§ INSTRUCTION:
Copy out the entries in full and with complete accuracy; pictures are excluded.

--- LISTING ---

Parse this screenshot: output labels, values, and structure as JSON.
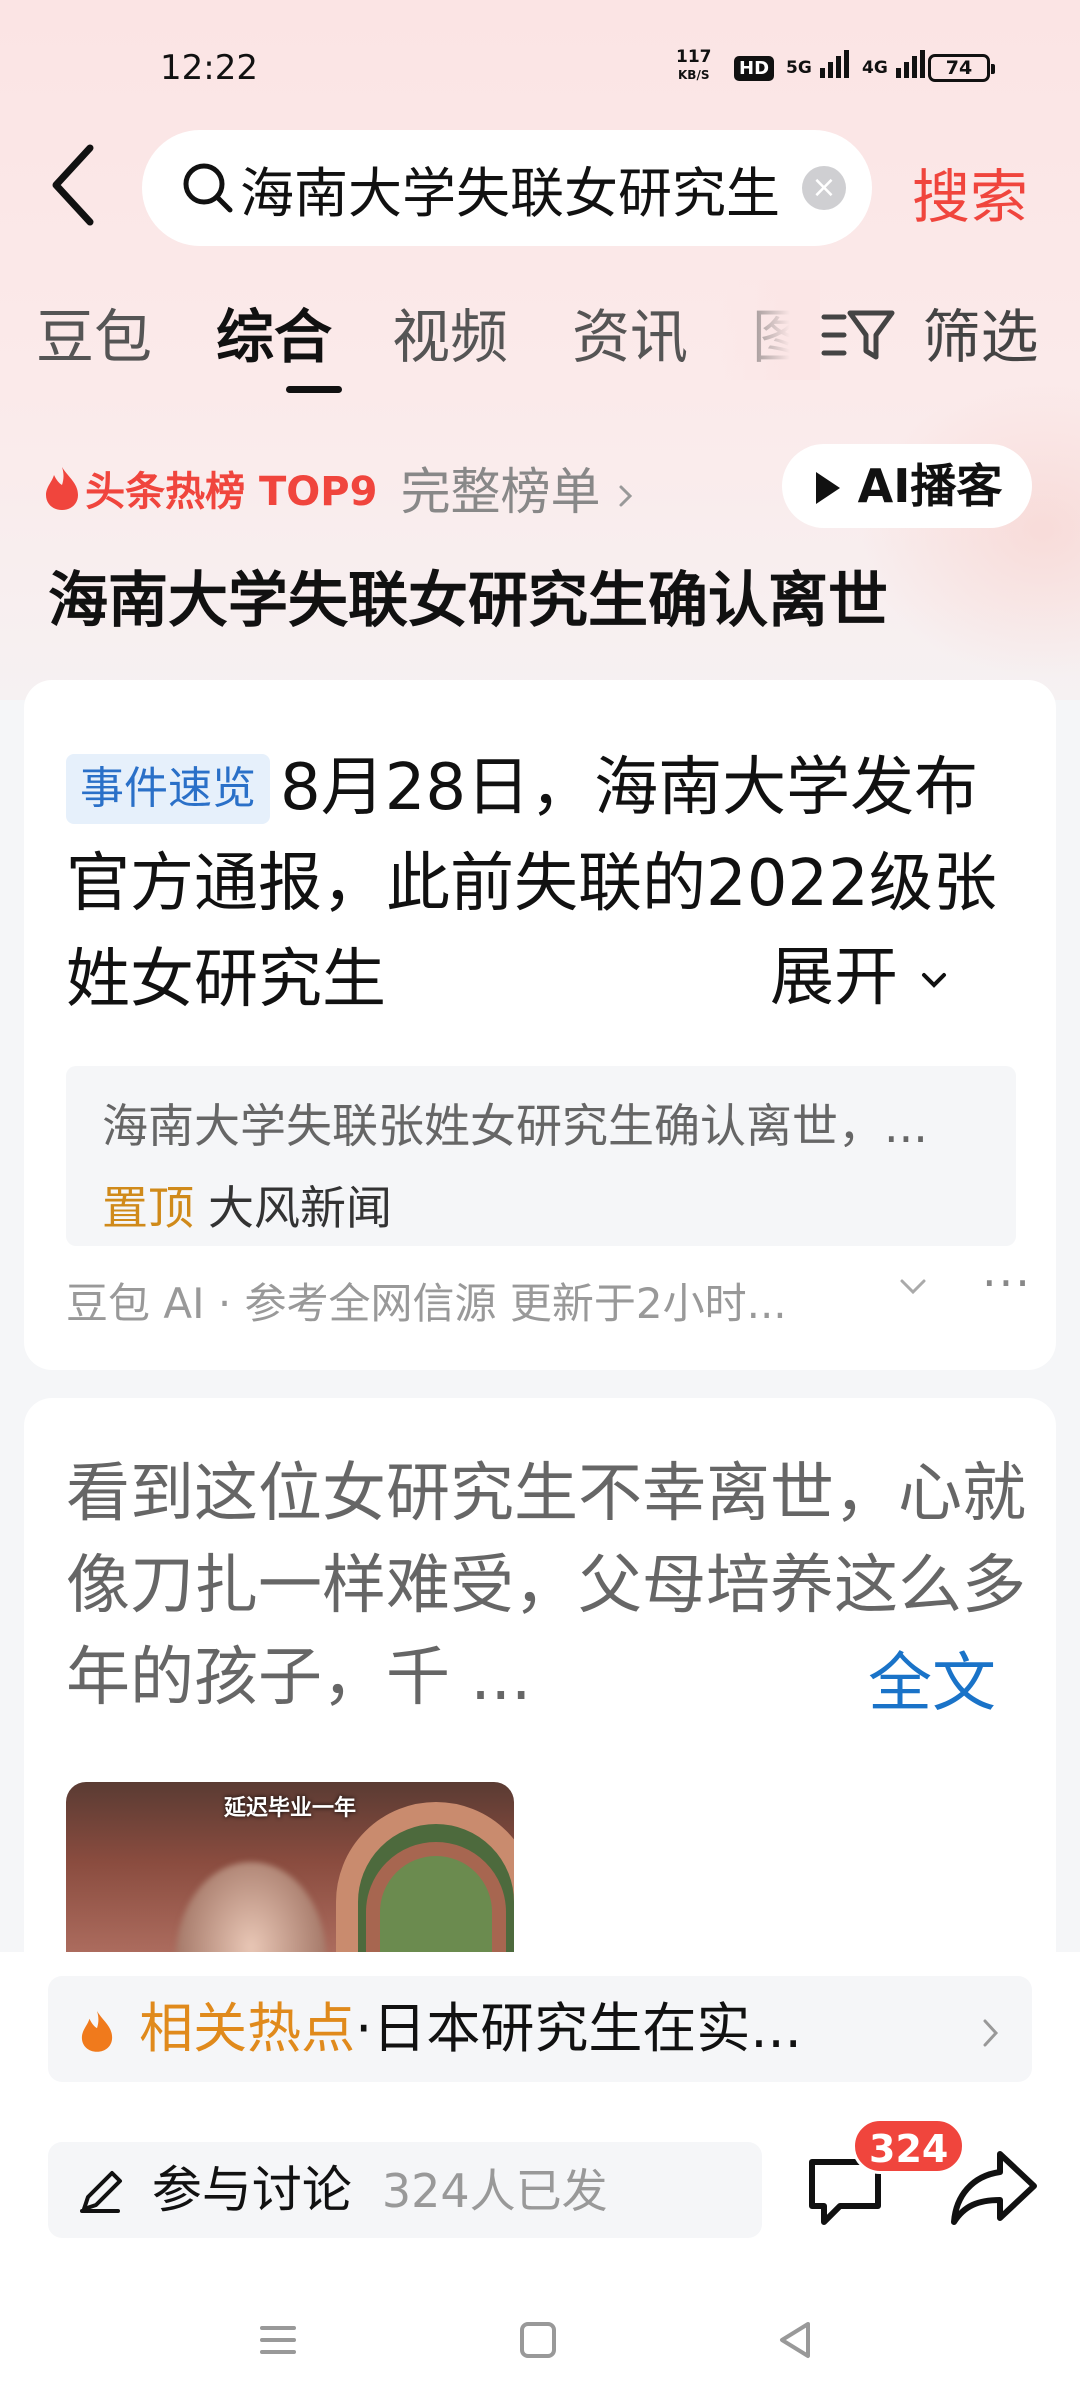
{
  "status_bar": {
    "time": "12:22",
    "net_speed_value": "117",
    "net_speed_unit": "KB/S",
    "hd": "HD",
    "signal1": "5G",
    "signal2": "4G",
    "battery": "74"
  },
  "search": {
    "query": "海南大学失联女研究生",
    "button": "搜索"
  },
  "tabs": [
    "豆包",
    "综合",
    "视频",
    "资讯",
    "图"
  ],
  "active_tab": "综合",
  "filter_label": "筛选",
  "hot_rank": {
    "label": "头条热榜 TOP9",
    "full_list": "完整榜单",
    "podcast": "AI播客",
    "title": "海南大学失联女研究生确认离世"
  },
  "event_card": {
    "tag": "事件速览",
    "text": "8月28日，海南大学发布官方通报，此前失联的2022级张姓女研究生",
    "expand": "展开",
    "source_title": "海南大学失联张姓女研究生确认离世，...",
    "pin": "置顶",
    "source_name": "大风新闻",
    "meta": "豆包 AI · 参考全网信源 更新于2小时..."
  },
  "post_card": {
    "text": "看到这位女研究生不幸离世，心就像刀扎一样难受，父母培养这么多年的孩子，千 ...",
    "full": "全文",
    "thumb_caption": "延迟毕业一年"
  },
  "related": {
    "label": "相关热点",
    "text": "·日本研究生在实..."
  },
  "action_bar": {
    "discuss_label": "参与讨论",
    "discuss_count": "324人已发",
    "comment_count": "324"
  },
  "colors": {
    "accent_red": "#f0453d",
    "link_blue": "#1a73c8",
    "hot_orange": "#e08a1c"
  }
}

---

§ ANSWER TO THE EXERCISE:
Parse this screenshot: output labels, values, and structure as JSON.
{
  "status_bar": {
    "time": "12:22",
    "net_speed_value": "117",
    "net_speed_unit": "KB/S",
    "hd": "HD",
    "signal1": "5G",
    "signal2": "4G",
    "battery": "74"
  },
  "search": {
    "query": "海南大学失联女研究生",
    "button": "搜索"
  },
  "tabs": [
    "豆包",
    "综合",
    "视频",
    "资讯",
    "图"
  ],
  "active_tab": "综合",
  "filter_label": "筛选",
  "hot_rank": {
    "label": "头条热榜 TOP9",
    "full_list": "完整榜单",
    "podcast": "AI播客",
    "title": "海南大学失联女研究生确认离世"
  },
  "event_card": {
    "tag": "事件速览",
    "text": "8月28日，海南大学发布官方通报，此前失联的2022级张姓女研究生",
    "expand": "展开",
    "source_title": "海南大学失联张姓女研究生确认离世，...",
    "pin": "置顶",
    "source_name": "大风新闻",
    "meta": "豆包 AI · 参考全网信源 更新于2小时..."
  },
  "post_card": {
    "text": "看到这位女研究生不幸离世，心就像刀扎一样难受，父母培养这么多年的孩子，千 ...",
    "full": "全文",
    "thumb_caption": "延迟毕业一年"
  },
  "related": {
    "label": "相关热点",
    "text": "·日本研究生在实..."
  },
  "action_bar": {
    "discuss_label": "参与讨论",
    "discuss_count": "324人已发",
    "comment_count": "324"
  },
  "colors": {
    "accent_red": "#f0453d",
    "link_blue": "#1a73c8",
    "hot_orange": "#e08a1c"
  }
}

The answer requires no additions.